YOUR OBJECTIVE ▸ Select lines where the word "物理傷害" appears.

Records contained in a dataset:
• • • •

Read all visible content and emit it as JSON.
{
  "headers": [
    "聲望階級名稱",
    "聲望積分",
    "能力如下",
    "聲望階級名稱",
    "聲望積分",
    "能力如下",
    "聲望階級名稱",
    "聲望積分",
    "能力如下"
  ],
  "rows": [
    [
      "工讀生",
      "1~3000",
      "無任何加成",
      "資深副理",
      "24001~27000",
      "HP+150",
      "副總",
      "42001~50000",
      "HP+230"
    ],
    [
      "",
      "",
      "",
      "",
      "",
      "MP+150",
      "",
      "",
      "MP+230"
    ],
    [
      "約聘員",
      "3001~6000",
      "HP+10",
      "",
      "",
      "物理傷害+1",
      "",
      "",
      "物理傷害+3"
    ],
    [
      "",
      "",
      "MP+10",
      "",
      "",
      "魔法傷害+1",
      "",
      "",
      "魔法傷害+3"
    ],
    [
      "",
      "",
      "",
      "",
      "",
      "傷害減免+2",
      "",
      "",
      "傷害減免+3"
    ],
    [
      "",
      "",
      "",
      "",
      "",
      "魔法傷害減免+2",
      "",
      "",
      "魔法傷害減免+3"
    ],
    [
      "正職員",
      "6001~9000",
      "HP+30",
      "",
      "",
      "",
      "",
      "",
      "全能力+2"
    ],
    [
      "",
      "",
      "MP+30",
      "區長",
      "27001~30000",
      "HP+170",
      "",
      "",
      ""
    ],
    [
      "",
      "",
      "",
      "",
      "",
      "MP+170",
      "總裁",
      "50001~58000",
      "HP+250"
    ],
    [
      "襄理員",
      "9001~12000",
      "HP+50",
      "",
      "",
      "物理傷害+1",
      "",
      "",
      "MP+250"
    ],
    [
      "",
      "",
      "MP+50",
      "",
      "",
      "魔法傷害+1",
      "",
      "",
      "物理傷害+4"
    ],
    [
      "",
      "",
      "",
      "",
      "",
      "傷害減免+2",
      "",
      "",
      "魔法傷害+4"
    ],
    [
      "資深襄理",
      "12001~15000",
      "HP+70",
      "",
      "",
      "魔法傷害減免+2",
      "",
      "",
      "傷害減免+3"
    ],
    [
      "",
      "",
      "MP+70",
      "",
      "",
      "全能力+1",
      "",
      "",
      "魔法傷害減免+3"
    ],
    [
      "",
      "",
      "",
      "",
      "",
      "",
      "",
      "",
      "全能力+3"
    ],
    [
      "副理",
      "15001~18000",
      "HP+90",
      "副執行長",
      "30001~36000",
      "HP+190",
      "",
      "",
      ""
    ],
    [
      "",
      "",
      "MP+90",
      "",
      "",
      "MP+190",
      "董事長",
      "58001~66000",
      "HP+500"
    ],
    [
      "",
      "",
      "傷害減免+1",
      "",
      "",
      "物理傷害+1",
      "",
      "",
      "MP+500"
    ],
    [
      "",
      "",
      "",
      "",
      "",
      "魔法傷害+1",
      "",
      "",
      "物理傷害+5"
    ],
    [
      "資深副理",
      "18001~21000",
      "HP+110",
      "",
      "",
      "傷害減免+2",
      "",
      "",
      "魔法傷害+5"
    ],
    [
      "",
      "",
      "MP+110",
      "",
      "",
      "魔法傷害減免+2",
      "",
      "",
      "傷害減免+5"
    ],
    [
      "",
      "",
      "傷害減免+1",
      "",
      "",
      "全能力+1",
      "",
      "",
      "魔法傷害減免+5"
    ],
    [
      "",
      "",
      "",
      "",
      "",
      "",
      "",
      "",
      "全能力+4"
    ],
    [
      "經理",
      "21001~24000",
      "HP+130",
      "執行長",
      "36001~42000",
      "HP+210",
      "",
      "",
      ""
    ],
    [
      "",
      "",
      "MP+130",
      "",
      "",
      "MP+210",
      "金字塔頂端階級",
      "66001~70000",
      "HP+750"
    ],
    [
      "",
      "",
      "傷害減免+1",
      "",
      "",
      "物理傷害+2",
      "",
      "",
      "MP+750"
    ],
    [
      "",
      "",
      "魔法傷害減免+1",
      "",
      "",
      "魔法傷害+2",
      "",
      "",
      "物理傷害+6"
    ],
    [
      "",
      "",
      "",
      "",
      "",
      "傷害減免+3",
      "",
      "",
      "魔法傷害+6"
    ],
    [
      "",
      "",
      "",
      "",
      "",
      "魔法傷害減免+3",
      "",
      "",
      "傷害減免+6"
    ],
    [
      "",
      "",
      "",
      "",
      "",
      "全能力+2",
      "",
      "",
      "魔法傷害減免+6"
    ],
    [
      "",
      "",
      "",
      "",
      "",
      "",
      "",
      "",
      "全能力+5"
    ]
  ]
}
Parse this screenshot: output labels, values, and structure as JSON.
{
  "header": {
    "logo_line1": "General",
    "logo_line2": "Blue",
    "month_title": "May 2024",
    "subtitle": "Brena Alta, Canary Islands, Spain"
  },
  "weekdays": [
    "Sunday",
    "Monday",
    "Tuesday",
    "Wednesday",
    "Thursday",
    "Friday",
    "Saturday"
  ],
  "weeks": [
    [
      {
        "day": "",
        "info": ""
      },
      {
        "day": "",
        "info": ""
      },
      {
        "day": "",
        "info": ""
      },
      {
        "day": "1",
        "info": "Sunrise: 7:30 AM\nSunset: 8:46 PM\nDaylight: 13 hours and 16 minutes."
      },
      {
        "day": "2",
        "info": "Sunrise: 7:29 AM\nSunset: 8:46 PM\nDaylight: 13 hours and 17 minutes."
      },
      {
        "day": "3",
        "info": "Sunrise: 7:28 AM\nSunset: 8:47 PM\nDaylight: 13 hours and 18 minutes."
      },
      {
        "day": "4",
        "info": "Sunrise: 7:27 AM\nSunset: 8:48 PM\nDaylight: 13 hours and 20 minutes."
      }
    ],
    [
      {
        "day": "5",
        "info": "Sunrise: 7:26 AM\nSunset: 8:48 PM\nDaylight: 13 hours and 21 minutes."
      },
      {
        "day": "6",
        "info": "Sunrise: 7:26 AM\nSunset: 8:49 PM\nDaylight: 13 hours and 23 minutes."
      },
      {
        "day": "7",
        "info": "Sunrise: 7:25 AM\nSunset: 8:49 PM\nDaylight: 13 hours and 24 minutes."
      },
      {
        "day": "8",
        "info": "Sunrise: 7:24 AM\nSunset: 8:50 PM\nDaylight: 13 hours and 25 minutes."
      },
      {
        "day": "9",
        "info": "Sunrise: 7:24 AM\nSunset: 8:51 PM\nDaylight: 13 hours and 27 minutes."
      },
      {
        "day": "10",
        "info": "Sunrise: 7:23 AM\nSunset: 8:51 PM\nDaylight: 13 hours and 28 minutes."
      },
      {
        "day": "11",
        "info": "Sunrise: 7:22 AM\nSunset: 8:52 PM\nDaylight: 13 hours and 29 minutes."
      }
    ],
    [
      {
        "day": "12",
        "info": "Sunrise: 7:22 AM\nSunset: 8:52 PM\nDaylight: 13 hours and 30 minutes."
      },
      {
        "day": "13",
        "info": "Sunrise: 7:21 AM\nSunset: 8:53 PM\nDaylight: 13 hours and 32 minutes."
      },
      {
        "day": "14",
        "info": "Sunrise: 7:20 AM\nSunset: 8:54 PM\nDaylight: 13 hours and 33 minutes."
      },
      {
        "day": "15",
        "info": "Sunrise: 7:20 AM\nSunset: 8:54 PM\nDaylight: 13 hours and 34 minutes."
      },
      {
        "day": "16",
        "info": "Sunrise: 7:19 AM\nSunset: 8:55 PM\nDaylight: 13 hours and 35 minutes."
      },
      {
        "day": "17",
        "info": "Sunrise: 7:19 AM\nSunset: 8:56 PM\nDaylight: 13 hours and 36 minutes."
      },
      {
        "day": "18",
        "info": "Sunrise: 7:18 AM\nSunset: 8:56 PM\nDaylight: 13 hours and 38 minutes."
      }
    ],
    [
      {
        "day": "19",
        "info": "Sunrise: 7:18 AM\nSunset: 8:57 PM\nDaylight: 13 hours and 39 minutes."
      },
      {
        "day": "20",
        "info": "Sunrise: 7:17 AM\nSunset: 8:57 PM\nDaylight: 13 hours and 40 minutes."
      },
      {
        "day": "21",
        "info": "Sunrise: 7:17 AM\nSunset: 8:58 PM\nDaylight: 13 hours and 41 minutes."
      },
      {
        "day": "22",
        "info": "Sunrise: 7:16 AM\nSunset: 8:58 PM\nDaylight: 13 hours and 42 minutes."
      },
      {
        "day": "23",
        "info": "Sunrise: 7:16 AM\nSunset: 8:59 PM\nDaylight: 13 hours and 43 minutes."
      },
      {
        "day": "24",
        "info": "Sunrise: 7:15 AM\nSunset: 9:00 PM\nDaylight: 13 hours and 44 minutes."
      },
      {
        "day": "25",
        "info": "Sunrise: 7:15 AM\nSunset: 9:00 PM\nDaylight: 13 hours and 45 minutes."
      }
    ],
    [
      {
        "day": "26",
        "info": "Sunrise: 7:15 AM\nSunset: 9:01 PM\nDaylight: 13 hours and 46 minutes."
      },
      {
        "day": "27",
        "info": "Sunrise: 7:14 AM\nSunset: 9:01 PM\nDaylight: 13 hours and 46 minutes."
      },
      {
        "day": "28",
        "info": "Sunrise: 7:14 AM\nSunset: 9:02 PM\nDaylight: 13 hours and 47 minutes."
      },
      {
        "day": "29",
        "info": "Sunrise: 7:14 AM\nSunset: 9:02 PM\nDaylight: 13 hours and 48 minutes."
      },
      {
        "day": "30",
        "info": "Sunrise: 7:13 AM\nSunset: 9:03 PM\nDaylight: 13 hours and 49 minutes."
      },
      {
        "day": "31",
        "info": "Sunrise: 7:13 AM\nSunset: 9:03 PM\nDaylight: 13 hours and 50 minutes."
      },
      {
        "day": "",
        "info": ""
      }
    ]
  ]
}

• • • •

REPLY ▸
      "物理傷害+1",
      "物理傷害+3"
      "物理傷害+1",
      "物理傷害+4"
      "物理傷害+1",
      "物理傷害+5"
      "物理傷害+2",
      "物理傷害+6"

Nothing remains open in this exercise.